→ **GIVEN TASK**:
Produce a verbatim copy of the entries listed below.

--- Start TASK MATERIAL ---

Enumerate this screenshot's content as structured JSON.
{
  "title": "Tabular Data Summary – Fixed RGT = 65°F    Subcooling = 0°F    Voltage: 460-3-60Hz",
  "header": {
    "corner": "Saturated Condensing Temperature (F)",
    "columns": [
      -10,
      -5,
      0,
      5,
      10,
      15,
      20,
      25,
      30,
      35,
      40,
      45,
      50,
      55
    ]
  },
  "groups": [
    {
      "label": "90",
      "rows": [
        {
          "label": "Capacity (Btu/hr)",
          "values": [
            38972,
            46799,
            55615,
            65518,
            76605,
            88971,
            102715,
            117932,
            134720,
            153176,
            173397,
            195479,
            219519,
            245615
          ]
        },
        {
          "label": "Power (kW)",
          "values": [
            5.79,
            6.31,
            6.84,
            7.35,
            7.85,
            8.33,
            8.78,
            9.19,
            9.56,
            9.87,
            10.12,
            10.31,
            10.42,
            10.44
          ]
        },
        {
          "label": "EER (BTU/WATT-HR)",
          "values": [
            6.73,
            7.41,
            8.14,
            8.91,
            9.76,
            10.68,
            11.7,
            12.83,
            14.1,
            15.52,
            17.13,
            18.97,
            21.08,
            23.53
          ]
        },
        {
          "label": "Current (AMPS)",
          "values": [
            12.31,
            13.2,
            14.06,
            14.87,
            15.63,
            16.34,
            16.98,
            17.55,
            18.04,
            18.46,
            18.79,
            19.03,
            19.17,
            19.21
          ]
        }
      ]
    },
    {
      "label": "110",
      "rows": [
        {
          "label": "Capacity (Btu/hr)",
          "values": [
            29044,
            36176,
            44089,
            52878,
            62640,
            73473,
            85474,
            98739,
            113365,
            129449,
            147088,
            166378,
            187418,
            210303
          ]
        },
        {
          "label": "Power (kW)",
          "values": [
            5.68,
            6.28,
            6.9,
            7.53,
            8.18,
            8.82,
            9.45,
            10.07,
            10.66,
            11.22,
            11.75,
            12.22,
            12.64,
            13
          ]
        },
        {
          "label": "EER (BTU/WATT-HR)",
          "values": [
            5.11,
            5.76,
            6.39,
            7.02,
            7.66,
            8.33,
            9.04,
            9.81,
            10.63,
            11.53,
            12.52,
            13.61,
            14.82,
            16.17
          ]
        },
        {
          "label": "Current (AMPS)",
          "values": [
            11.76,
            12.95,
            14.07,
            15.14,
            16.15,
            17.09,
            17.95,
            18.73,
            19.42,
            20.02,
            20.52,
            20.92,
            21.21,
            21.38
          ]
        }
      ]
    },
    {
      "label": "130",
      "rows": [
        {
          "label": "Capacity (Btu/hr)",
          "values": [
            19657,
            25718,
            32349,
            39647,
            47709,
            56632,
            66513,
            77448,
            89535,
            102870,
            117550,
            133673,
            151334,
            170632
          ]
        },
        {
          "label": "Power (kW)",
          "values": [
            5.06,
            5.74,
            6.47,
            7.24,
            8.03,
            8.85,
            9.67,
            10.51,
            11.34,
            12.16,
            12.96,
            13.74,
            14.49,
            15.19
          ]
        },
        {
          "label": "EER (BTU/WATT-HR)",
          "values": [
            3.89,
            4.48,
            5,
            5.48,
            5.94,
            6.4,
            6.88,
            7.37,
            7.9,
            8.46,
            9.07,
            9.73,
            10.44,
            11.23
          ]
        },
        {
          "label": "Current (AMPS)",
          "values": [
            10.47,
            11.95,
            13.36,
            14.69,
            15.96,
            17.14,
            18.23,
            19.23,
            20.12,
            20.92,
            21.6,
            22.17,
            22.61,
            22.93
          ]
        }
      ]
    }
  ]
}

--- End TASK MATERIAL ---

→ **THE ANSWER**:
Enumerate this screenshot's content as structured JSON.
{
  "title": "Tabular Data Summary – Fixed RGT = 65°F    Subcooling = 0°F    Voltage: 460-3-60Hz",
  "header": {
    "corner": "Saturated Condensing Temperature (F)",
    "columns": [
      -10,
      -5,
      0,
      5,
      10,
      15,
      20,
      25,
      30,
      35,
      40,
      45,
      50,
      55
    ]
  },
  "groups": [
    {
      "label": "90",
      "rows": [
        {
          "label": "Capacity (Btu/hr)",
          "values": [
            38972,
            46799,
            55615,
            65518,
            76605,
            88971,
            102715,
            117932,
            134720,
            153176,
            173397,
            195479,
            219519,
            245615
          ]
        },
        {
          "label": "Power (kW)",
          "values": [
            5.79,
            6.31,
            6.84,
            7.35,
            7.85,
            8.33,
            8.78,
            9.19,
            9.56,
            9.87,
            10.12,
            10.31,
            10.42,
            10.44
          ]
        },
        {
          "label": "EER (BTU/WATT-HR)",
          "values": [
            6.73,
            7.41,
            8.14,
            8.91,
            9.76,
            10.68,
            11.7,
            12.83,
            14.1,
            15.52,
            17.13,
            18.97,
            21.08,
            23.53
          ]
        },
        {
          "label": "Current (AMPS)",
          "values": [
            12.31,
            13.2,
            14.06,
            14.87,
            15.63,
            16.34,
            16.98,
            17.55,
            18.04,
            18.46,
            18.79,
            19.03,
            19.17,
            19.21
          ]
        }
      ]
    },
    {
      "label": "110",
      "rows": [
        {
          "label": "Capacity (Btu/hr)",
          "values": [
            29044,
            36176,
            44089,
            52878,
            62640,
            73473,
            85474,
            98739,
            113365,
            129449,
            147088,
            166378,
            187418,
            210303
          ]
        },
        {
          "label": "Power (kW)",
          "values": [
            5.68,
            6.28,
            6.9,
            7.53,
            8.18,
            8.82,
            9.45,
            10.07,
            10.66,
            11.22,
            11.75,
            12.22,
            12.64,
            13
          ]
        },
        {
          "label": "EER (BTU/WATT-HR)",
          "values": [
            5.11,
            5.76,
            6.39,
            7.02,
            7.66,
            8.33,
            9.04,
            9.81,
            10.63,
            11.53,
            12.52,
            13.61,
            14.82,
            16.17
          ]
        },
        {
          "label": "Current (AMPS)",
          "values": [
            11.76,
            12.95,
            14.07,
            15.14,
            16.15,
            17.09,
            17.95,
            18.73,
            19.42,
            20.02,
            20.52,
            20.92,
            21.21,
            21.38
          ]
        }
      ]
    },
    {
      "label": "130",
      "rows": [
        {
          "label": "Capacity (Btu/hr)",
          "values": [
            19657,
            25718,
            32349,
            39647,
            47709,
            56632,
            66513,
            77448,
            89535,
            102870,
            117550,
            133673,
            151334,
            170632
          ]
        },
        {
          "label": "Power (kW)",
          "values": [
            5.06,
            5.74,
            6.47,
            7.24,
            8.03,
            8.85,
            9.67,
            10.51,
            11.34,
            12.16,
            12.96,
            13.74,
            14.49,
            15.19
          ]
        },
        {
          "label": "EER (BTU/WATT-HR)",
          "values": [
            3.89,
            4.48,
            5,
            5.48,
            5.94,
            6.4,
            6.88,
            7.37,
            7.9,
            8.46,
            9.07,
            9.73,
            10.44,
            11.23
          ]
        },
        {
          "label": "Current (AMPS)",
          "values": [
            10.47,
            11.95,
            13.36,
            14.69,
            15.96,
            17.14,
            18.23,
            19.23,
            20.12,
            20.92,
            21.6,
            22.17,
            22.61,
            22.93
          ]
        }
      ]
    }
  ]
}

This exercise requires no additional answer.